- RECORDED DATA
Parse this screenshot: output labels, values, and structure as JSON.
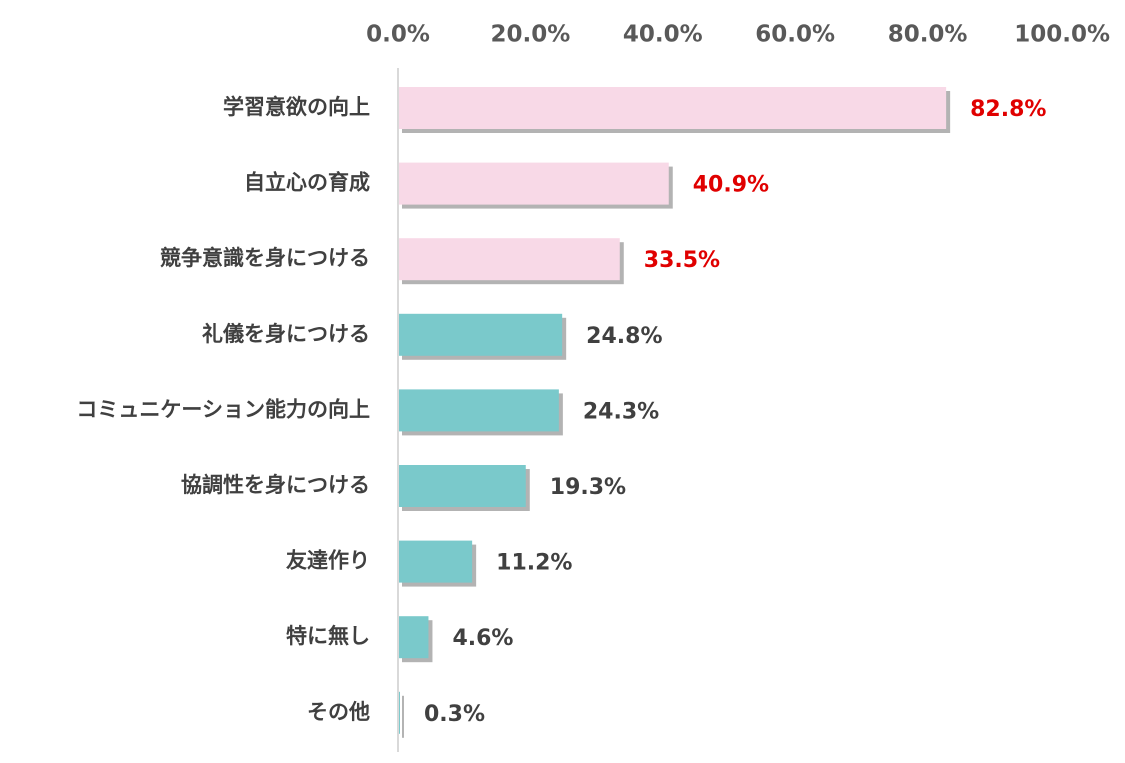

---

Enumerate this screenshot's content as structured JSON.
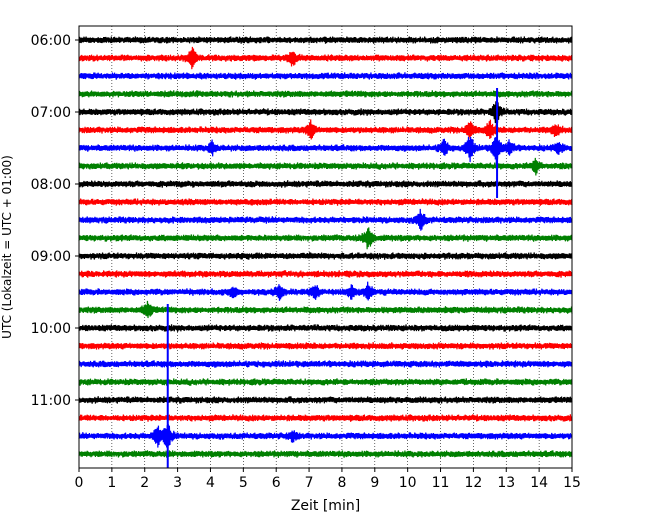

==

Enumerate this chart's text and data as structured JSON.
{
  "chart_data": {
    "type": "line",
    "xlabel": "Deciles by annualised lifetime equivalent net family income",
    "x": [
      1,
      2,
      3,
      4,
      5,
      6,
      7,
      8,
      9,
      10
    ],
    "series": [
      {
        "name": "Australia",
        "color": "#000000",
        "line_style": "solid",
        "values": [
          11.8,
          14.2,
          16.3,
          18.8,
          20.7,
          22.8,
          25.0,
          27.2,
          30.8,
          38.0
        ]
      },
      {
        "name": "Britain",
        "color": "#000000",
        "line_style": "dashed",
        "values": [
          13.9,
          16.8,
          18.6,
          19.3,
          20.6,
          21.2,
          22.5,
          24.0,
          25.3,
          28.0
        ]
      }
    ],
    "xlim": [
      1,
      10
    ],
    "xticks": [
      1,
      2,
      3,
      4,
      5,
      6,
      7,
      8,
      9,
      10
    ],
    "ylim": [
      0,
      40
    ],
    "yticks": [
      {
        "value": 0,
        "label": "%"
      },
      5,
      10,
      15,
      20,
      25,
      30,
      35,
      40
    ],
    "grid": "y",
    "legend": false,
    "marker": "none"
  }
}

- INSTRUCTIONS FOR THE TASK
Note how many lines in the listing above hold the string "screenshot", then give only that figure.

- RESPONSE
2